# Instructions to follow:
Copy each line containing the word "structured" from the records that follow, please.

····················

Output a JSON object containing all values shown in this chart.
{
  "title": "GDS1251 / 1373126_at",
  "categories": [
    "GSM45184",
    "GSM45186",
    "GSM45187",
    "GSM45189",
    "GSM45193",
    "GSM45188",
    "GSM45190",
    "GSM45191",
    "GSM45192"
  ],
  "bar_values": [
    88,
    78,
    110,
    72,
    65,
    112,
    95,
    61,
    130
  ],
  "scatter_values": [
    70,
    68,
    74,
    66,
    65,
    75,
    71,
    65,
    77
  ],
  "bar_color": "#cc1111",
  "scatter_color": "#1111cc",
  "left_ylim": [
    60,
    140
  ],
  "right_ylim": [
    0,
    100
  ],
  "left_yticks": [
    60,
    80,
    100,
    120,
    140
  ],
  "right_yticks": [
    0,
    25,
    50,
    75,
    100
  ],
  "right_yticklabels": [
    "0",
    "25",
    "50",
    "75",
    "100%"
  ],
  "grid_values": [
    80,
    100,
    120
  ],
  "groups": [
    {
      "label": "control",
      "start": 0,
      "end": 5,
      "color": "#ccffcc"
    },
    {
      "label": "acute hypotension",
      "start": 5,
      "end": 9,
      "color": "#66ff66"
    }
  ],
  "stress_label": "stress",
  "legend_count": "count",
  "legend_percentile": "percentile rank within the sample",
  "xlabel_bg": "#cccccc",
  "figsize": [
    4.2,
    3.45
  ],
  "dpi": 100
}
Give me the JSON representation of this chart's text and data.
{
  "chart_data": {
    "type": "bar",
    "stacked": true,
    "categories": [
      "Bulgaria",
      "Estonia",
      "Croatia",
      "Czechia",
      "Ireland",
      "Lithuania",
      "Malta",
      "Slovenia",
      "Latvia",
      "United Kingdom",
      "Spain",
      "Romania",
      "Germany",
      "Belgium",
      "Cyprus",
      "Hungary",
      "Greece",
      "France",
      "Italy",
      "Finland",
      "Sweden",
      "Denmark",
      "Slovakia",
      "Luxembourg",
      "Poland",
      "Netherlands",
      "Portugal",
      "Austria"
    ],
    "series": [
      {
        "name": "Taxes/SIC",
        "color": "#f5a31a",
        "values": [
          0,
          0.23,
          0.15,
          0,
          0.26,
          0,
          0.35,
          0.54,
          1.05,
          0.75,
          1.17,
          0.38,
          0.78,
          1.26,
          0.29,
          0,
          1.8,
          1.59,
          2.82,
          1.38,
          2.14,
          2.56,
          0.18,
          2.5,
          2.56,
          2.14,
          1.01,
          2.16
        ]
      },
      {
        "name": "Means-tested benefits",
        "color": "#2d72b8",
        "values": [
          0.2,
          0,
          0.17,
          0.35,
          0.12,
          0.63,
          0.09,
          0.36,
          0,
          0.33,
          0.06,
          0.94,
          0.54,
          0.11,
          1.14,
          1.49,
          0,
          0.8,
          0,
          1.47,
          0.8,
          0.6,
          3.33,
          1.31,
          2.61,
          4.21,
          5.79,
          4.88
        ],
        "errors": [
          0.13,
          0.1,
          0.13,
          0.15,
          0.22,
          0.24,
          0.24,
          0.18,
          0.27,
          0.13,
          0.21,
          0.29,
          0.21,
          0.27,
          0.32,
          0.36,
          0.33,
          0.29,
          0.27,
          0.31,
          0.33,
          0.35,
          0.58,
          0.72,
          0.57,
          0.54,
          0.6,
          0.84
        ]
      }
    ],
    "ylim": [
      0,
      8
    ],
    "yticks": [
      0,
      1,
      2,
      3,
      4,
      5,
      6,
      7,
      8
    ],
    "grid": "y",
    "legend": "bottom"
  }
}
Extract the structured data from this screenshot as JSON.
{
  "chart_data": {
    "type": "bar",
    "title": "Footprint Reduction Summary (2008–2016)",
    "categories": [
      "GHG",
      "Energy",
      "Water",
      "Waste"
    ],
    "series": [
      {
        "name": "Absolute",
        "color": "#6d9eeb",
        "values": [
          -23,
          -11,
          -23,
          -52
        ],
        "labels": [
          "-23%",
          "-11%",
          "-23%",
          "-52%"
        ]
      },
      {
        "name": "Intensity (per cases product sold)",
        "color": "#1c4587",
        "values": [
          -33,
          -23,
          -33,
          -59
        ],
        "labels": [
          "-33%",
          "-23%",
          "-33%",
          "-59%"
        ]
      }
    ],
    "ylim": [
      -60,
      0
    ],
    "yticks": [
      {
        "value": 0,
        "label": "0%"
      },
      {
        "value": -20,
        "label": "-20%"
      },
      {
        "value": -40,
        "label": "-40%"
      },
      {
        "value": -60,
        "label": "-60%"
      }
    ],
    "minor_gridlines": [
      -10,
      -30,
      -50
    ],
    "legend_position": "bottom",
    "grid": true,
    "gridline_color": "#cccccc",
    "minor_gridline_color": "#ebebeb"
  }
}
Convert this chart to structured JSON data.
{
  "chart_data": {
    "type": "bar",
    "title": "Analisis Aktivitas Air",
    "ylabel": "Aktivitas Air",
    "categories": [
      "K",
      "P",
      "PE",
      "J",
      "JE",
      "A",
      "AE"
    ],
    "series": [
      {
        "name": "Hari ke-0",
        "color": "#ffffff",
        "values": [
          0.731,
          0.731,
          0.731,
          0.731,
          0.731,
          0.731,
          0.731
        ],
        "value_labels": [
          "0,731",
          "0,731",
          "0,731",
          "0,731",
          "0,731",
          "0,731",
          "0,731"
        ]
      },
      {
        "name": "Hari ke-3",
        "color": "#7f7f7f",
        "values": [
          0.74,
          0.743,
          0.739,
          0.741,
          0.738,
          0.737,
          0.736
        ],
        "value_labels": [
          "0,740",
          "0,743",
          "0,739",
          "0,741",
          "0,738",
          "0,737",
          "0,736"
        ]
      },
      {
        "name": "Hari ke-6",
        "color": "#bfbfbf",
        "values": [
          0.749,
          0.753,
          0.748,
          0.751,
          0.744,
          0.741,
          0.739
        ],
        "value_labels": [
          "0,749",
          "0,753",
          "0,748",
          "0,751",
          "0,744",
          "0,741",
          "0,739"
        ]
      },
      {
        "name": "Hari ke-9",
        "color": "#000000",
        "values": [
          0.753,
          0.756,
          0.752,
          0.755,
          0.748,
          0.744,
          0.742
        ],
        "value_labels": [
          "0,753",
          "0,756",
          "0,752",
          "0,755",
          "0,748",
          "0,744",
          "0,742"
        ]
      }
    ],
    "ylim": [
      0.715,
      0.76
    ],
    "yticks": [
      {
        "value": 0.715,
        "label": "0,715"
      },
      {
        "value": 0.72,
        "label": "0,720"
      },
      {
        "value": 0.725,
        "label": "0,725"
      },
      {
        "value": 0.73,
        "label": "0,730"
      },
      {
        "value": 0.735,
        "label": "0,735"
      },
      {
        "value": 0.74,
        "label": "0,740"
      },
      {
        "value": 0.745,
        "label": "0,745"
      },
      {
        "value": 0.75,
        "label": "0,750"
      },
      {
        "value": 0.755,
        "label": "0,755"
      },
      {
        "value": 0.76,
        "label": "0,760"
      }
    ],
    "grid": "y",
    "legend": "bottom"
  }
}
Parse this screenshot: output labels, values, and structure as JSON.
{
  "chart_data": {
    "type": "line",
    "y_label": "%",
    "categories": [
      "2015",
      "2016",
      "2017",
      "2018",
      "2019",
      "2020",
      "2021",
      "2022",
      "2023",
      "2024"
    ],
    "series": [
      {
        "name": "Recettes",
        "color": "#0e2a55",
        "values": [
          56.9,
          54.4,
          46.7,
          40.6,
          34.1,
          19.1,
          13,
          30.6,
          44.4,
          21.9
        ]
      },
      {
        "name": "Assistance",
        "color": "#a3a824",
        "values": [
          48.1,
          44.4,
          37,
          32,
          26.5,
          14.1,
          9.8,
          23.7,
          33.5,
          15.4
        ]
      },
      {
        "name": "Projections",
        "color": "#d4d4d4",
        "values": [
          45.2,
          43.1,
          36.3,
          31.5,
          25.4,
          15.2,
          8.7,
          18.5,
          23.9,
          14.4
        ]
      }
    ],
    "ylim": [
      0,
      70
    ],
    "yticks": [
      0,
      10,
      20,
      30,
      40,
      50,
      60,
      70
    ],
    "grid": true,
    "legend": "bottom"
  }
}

····················

# Output of the task:
Extract the structured data from this screenshot as JSON.
Convert this chart to structured JSON data.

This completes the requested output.